* _DATA PROVIDED_

%%

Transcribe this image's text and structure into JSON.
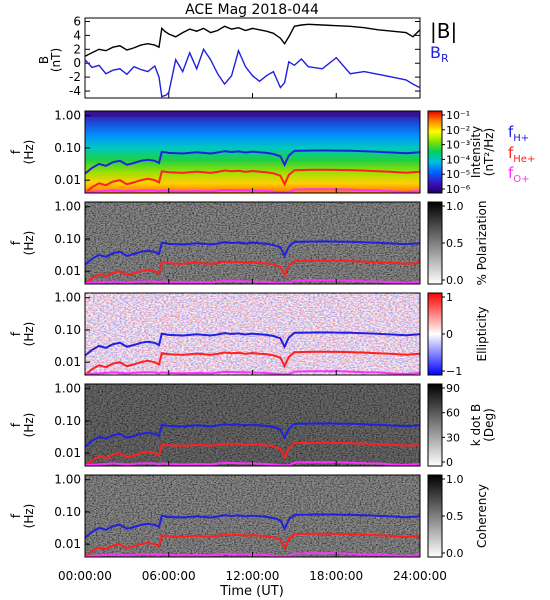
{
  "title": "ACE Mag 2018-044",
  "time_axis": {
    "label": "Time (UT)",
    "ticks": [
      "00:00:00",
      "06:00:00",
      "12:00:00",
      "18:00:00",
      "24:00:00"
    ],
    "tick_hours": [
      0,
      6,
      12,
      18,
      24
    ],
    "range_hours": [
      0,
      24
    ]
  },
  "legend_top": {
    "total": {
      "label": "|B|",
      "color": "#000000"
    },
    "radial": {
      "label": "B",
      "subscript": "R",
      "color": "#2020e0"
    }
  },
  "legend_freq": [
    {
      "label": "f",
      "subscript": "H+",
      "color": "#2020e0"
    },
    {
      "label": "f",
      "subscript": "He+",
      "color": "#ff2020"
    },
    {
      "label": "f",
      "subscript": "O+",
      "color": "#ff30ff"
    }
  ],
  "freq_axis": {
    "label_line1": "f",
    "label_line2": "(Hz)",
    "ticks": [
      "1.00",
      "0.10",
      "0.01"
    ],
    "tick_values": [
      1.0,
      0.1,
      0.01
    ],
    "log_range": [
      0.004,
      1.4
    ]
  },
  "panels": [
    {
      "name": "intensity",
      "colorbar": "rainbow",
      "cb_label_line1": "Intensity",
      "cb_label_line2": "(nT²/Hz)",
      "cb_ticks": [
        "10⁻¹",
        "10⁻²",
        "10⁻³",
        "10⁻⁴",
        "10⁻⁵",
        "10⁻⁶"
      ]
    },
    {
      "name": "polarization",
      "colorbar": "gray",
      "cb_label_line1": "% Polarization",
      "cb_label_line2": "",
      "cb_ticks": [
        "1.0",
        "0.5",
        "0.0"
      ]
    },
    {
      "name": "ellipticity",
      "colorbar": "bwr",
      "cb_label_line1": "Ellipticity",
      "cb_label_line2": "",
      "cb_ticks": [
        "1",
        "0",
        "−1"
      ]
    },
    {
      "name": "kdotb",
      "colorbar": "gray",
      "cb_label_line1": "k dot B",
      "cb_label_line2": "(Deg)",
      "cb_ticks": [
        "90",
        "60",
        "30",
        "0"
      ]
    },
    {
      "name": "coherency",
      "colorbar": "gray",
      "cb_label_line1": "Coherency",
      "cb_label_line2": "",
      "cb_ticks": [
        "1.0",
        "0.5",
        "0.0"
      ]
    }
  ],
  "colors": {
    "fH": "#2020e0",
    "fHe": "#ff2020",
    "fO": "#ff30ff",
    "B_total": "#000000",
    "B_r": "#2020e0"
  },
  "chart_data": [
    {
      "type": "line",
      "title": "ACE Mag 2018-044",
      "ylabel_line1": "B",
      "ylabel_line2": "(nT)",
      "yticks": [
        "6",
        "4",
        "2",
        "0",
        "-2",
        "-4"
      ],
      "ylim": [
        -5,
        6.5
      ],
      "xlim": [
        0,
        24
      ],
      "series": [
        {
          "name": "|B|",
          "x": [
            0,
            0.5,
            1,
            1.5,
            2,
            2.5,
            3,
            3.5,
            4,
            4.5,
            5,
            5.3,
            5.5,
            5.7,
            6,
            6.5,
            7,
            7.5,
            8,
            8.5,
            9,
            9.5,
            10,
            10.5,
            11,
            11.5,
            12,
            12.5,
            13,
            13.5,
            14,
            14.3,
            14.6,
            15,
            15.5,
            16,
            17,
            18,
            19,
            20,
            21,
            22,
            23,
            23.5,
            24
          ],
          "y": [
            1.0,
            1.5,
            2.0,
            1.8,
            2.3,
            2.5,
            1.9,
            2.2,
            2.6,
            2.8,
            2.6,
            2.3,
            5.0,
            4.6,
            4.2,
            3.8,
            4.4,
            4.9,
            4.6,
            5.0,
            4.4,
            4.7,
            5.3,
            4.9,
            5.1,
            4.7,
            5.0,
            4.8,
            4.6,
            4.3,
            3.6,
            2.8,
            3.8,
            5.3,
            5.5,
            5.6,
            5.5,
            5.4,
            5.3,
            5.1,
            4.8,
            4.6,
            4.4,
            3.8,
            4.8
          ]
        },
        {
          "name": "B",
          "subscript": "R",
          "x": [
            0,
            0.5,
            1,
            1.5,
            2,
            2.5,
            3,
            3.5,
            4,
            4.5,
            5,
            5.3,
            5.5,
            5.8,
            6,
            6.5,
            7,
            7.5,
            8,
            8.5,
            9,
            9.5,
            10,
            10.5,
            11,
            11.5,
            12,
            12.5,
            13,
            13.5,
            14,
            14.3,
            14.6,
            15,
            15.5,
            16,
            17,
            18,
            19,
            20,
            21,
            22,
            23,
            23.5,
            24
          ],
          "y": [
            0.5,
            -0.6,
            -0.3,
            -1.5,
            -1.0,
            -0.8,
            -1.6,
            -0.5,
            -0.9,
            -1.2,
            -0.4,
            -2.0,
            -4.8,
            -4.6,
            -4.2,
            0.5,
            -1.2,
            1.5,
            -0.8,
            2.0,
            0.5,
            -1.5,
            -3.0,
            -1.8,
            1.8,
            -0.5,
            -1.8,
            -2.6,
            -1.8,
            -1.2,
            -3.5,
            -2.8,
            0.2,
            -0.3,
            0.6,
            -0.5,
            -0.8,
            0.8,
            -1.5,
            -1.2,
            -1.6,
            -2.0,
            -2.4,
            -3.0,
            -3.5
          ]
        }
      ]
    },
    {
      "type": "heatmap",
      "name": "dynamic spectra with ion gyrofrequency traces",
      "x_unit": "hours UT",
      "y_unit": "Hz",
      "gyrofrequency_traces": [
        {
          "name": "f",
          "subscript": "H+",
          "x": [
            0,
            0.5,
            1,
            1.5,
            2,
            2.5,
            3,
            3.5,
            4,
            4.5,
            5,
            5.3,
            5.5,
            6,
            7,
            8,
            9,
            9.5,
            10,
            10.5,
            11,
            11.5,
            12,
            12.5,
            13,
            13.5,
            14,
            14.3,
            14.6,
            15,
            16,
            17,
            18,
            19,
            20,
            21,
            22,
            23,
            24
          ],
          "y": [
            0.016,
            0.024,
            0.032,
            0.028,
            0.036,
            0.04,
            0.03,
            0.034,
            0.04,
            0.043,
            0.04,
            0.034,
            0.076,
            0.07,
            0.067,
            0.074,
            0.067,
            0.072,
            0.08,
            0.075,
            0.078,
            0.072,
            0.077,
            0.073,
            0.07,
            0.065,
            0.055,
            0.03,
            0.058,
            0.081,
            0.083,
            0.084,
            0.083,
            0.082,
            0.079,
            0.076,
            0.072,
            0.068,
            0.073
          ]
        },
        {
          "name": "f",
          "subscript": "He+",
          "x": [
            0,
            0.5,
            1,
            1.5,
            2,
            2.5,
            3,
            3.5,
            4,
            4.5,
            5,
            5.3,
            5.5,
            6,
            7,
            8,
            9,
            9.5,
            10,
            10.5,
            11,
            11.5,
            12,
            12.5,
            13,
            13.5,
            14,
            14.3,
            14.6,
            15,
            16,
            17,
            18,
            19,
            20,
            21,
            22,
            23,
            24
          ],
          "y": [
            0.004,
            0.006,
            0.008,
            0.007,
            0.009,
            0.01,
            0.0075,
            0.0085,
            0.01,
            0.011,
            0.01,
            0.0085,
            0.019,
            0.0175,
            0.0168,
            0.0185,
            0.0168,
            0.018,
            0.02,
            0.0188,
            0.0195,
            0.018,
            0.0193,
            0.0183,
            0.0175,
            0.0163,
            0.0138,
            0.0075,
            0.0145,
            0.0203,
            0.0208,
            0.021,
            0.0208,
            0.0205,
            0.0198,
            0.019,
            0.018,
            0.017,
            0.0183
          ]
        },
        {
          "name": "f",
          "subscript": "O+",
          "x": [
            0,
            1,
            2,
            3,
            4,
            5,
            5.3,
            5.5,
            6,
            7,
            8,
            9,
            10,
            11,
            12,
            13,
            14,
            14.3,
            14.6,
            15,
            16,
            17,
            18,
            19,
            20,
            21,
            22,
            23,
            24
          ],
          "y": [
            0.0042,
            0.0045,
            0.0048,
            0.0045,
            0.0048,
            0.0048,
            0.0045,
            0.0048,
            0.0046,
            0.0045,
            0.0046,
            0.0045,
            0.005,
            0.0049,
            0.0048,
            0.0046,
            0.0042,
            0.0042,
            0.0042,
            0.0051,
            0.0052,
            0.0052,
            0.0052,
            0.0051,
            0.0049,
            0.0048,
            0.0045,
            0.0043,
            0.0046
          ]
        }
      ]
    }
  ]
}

%%
%%

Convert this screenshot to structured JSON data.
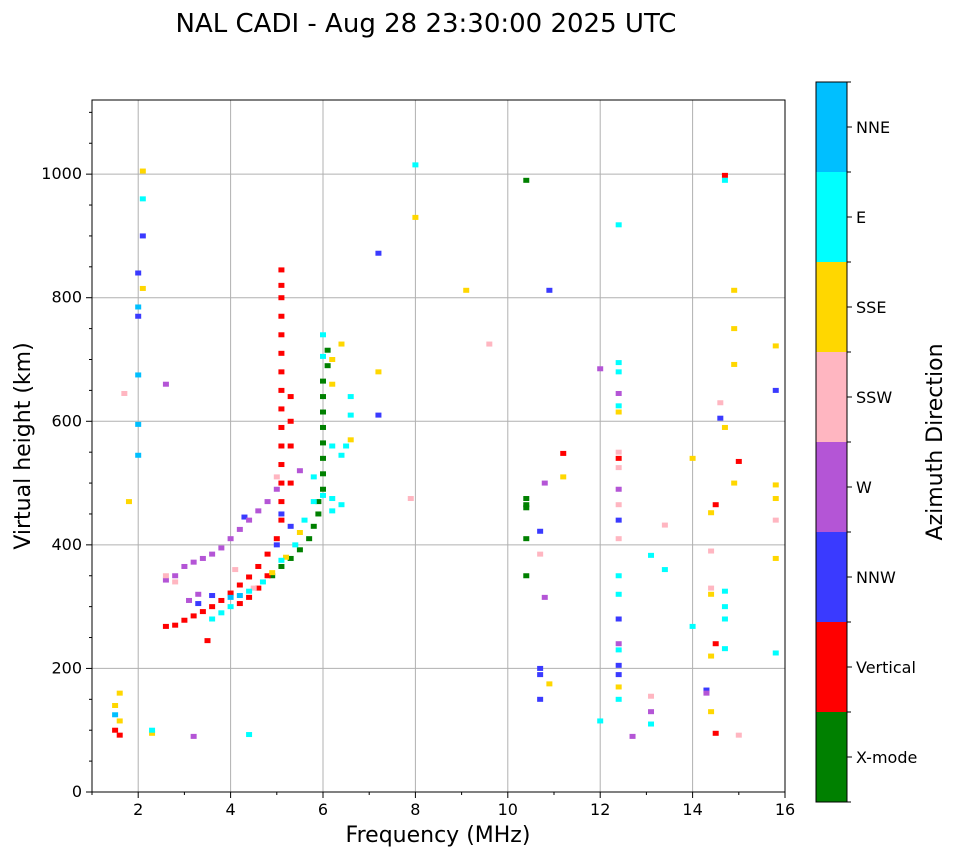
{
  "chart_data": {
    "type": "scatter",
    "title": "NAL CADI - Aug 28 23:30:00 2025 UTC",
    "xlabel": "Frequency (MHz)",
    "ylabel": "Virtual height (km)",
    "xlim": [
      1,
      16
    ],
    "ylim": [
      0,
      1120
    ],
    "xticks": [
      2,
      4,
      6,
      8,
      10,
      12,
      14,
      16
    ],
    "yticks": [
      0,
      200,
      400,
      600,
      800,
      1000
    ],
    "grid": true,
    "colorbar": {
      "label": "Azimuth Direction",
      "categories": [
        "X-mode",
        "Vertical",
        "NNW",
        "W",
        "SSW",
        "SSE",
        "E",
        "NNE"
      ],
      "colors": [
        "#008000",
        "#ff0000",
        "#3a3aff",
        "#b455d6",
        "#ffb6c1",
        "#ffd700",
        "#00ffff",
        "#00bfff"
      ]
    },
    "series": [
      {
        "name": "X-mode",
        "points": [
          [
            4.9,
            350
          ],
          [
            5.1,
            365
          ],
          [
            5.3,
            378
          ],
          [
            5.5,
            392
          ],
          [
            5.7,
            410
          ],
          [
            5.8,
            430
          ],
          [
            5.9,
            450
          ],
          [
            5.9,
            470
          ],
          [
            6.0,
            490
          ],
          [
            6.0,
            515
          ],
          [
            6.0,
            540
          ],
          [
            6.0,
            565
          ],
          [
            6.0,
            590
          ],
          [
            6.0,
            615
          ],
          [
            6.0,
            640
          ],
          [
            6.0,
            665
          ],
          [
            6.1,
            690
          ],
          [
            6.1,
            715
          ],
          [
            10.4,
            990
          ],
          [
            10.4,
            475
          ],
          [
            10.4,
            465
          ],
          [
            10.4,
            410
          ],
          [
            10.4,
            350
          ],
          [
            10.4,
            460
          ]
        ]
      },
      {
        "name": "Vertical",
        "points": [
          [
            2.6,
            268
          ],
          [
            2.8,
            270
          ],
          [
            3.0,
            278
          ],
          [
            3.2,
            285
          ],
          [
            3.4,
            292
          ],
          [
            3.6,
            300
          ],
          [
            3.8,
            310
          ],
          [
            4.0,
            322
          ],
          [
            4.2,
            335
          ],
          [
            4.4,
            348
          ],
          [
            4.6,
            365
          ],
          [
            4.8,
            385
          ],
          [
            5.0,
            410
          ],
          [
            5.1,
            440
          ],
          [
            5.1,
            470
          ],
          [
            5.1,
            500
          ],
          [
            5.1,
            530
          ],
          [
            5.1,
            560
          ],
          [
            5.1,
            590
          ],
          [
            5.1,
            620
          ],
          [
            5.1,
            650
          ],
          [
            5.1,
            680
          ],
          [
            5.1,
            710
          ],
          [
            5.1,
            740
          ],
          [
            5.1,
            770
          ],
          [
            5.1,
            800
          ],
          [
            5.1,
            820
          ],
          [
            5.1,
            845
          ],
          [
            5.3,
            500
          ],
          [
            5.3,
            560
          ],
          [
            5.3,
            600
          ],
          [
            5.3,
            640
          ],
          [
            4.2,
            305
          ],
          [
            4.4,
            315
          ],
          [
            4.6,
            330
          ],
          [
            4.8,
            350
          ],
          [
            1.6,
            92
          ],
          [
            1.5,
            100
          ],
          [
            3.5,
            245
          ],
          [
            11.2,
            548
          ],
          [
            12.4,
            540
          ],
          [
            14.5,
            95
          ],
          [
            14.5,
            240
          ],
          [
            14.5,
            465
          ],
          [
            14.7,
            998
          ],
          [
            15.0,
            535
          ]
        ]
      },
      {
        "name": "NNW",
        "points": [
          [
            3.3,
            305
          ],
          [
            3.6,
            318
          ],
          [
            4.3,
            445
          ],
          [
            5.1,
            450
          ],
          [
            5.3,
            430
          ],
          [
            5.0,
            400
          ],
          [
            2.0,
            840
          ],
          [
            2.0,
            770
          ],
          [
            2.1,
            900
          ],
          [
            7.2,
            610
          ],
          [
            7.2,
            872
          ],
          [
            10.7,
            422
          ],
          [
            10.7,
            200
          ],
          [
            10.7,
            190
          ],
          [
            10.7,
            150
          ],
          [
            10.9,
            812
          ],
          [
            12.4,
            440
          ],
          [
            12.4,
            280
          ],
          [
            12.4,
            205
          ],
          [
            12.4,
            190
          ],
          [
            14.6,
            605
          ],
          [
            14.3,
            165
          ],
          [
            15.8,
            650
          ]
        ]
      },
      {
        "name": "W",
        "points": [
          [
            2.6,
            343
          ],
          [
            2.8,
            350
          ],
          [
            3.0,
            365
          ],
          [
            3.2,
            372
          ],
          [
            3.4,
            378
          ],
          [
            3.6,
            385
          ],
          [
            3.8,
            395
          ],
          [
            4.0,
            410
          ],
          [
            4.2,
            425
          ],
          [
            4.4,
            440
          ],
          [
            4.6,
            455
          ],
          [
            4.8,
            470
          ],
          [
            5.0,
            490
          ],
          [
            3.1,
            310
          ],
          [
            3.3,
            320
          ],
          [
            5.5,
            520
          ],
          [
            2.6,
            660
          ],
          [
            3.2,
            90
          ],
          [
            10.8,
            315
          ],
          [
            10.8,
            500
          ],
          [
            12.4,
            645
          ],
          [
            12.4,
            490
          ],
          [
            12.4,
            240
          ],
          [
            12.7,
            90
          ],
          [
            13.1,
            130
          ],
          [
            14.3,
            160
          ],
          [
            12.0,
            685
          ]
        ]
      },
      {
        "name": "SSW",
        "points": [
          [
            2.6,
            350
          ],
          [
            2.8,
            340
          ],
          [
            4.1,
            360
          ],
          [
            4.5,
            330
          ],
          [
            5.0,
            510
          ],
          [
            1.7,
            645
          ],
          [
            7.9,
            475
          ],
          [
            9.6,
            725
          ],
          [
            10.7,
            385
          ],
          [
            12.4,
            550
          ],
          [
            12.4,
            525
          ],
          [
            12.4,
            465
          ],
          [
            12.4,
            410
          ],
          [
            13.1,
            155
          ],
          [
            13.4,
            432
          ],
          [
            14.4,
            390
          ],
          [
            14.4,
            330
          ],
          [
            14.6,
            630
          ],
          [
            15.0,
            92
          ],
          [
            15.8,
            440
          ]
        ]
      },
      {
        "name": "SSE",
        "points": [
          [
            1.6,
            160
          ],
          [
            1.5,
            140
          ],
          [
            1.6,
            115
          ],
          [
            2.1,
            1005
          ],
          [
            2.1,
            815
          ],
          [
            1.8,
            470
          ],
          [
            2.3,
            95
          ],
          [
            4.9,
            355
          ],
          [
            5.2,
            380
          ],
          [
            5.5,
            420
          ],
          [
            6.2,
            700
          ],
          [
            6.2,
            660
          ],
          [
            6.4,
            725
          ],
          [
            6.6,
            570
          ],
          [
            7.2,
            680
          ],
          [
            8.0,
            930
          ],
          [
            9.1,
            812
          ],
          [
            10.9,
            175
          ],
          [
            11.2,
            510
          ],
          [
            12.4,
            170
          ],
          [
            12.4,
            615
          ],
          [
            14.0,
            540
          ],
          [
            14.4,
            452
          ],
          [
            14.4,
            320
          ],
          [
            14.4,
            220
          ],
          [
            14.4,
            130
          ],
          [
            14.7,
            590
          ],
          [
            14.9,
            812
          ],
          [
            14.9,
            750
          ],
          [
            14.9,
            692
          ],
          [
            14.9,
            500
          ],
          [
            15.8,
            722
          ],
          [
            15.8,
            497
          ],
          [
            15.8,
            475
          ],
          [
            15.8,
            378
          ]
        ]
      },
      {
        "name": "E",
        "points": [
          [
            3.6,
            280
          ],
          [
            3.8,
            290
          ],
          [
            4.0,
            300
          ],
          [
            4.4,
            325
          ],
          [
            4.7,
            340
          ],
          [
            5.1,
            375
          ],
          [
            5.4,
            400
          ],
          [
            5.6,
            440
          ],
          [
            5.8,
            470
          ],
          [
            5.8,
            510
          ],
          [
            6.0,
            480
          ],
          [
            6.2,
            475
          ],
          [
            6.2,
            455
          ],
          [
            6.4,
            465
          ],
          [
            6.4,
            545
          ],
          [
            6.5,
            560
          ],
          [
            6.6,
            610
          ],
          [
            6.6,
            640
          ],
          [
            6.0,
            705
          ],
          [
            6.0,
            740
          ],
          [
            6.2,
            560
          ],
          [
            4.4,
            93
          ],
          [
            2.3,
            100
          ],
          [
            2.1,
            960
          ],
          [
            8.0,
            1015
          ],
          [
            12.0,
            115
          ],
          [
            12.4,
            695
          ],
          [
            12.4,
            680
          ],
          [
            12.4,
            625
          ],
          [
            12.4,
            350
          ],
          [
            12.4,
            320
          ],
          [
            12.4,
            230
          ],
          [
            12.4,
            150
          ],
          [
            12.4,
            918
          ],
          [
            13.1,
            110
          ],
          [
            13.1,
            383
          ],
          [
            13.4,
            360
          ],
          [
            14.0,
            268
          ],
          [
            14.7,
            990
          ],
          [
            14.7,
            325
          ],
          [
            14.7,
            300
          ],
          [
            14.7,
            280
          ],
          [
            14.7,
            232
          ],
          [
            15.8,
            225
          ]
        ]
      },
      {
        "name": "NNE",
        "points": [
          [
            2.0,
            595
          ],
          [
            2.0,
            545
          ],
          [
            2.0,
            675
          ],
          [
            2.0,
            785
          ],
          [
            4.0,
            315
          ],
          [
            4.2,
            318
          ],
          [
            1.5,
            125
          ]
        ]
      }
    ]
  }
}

%%

* _BRIEF_
Copy each line of the listing that holds the word "title".

* _TASK SOLUTION_
  "title": "ACE Mag 2018-044",
      "title": "ACE Mag 2018-044",
    "title": "NAL CADI - Aug 28 23:30:00 2025 UTC",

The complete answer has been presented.